**Task to complete:**
Pick out each line containing the string "verkrijgen".

**Provided information:**
-------------------------

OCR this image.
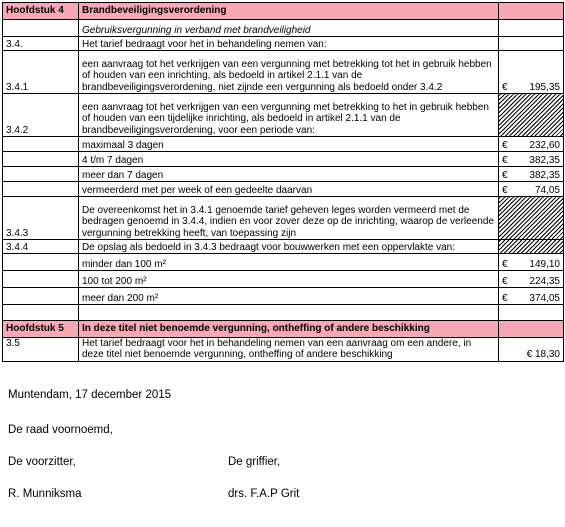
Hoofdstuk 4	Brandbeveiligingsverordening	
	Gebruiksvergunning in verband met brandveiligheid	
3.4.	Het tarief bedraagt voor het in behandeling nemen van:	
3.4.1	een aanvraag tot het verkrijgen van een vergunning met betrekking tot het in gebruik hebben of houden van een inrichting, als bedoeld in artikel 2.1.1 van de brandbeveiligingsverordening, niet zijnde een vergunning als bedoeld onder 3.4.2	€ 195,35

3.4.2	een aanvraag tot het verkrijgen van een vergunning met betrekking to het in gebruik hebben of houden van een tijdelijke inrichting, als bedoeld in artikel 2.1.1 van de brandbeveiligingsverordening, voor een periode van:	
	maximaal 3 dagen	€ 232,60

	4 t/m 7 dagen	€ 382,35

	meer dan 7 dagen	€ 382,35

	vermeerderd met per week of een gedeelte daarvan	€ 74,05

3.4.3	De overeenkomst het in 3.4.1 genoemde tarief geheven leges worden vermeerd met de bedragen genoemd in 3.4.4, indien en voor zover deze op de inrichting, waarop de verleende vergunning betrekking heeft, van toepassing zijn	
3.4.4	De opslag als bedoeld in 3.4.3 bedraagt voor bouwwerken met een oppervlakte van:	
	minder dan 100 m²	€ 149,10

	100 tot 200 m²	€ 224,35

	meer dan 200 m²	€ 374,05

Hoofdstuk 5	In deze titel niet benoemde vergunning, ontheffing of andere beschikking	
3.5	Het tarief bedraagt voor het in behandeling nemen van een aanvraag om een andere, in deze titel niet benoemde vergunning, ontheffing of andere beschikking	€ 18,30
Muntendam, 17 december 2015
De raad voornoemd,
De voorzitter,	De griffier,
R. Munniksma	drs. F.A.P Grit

-------------------------

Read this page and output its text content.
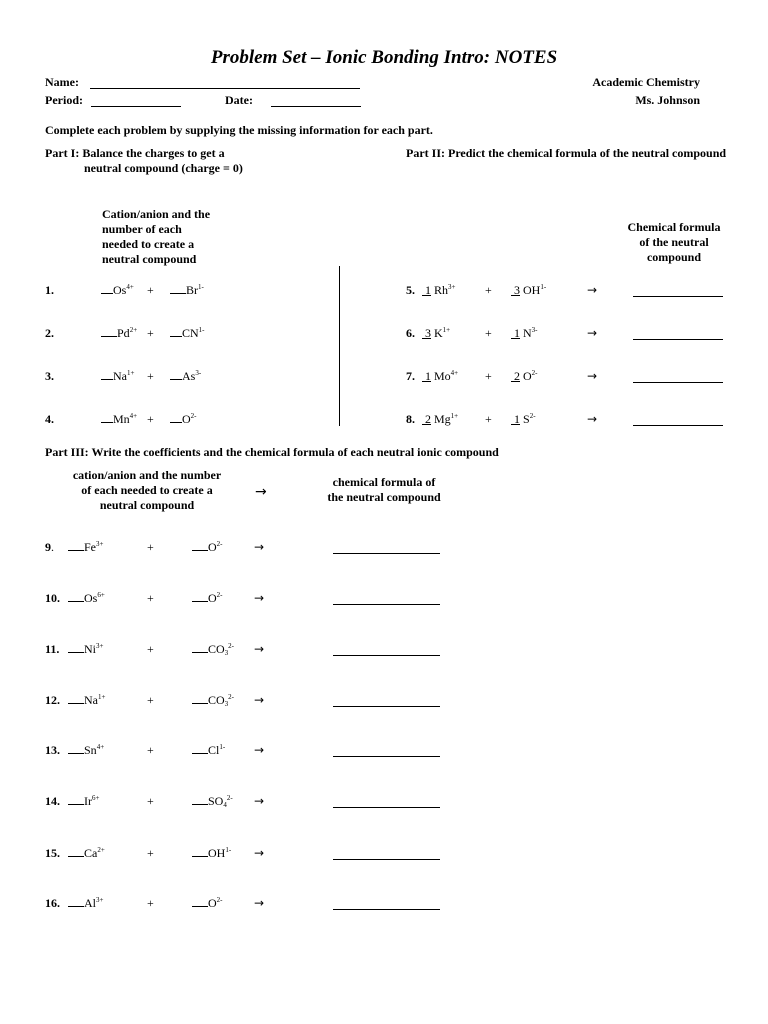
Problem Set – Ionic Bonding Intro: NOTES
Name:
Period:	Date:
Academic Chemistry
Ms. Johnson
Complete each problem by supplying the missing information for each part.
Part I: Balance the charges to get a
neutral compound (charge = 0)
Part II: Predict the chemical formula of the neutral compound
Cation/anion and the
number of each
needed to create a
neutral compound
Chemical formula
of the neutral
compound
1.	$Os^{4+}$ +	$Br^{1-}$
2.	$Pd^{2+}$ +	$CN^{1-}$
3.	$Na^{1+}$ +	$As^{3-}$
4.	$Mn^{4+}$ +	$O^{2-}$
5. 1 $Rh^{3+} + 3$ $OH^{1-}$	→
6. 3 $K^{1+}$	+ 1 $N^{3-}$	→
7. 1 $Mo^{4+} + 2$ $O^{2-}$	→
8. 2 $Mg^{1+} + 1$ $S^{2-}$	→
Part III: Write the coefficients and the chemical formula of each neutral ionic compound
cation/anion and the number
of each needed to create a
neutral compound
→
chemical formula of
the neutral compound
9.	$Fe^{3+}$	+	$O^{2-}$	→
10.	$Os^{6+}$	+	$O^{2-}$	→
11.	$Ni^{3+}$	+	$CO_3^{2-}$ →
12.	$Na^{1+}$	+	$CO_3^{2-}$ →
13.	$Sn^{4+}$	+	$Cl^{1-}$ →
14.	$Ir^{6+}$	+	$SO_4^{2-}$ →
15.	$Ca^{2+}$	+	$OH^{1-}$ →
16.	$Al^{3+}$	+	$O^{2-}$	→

-------------------------

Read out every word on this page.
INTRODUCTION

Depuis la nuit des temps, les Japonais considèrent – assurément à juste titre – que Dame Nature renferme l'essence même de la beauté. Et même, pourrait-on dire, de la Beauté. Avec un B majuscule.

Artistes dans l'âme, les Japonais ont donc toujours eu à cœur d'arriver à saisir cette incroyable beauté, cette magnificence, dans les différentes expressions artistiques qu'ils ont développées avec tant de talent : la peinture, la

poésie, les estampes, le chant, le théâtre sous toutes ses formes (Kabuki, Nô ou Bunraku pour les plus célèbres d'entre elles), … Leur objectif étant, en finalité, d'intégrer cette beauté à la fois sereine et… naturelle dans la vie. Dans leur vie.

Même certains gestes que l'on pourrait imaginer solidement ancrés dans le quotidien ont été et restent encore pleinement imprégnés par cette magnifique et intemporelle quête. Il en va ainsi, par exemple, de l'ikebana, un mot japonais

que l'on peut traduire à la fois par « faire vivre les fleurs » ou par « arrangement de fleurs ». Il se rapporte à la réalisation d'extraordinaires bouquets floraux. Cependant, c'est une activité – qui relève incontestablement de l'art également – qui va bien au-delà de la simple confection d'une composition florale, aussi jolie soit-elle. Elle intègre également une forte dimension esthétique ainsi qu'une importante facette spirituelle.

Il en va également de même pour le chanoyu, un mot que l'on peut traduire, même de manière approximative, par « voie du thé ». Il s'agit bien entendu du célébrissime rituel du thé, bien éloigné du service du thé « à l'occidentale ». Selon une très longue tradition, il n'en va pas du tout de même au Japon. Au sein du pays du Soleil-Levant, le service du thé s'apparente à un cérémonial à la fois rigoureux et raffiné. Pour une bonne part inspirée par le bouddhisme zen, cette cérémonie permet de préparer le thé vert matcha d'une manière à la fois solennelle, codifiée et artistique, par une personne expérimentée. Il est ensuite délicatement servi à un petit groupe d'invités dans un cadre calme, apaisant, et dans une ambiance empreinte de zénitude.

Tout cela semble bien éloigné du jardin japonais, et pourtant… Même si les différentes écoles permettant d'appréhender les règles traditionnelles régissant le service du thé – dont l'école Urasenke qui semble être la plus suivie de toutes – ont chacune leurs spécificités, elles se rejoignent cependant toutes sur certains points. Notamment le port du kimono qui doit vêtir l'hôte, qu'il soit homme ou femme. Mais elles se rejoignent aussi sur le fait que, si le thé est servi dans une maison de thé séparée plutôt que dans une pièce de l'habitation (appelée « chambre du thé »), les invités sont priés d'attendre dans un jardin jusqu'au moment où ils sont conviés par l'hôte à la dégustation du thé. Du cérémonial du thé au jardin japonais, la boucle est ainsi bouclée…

-------------------------

**Complete output:**
3.4.1	een aanvraag tot het verkrijgen van een vergunning met betrekking tot het in gebruik hebben of houden van een inrichting, als bedoeld in artikel 2.1.1 van de brandbeveiligingsverordening, niet zijnde een vergunning als bedoeld onder 3.4.2	€ 195,35
3.4.2	een aanvraag tot het verkrijgen van een vergunning met betrekking to het in gebruik hebben of houden van een tijdelijke inrichting, als bedoeld in artikel 2.1.1 van de brandbeveiligingsverordening, voor een periode van:	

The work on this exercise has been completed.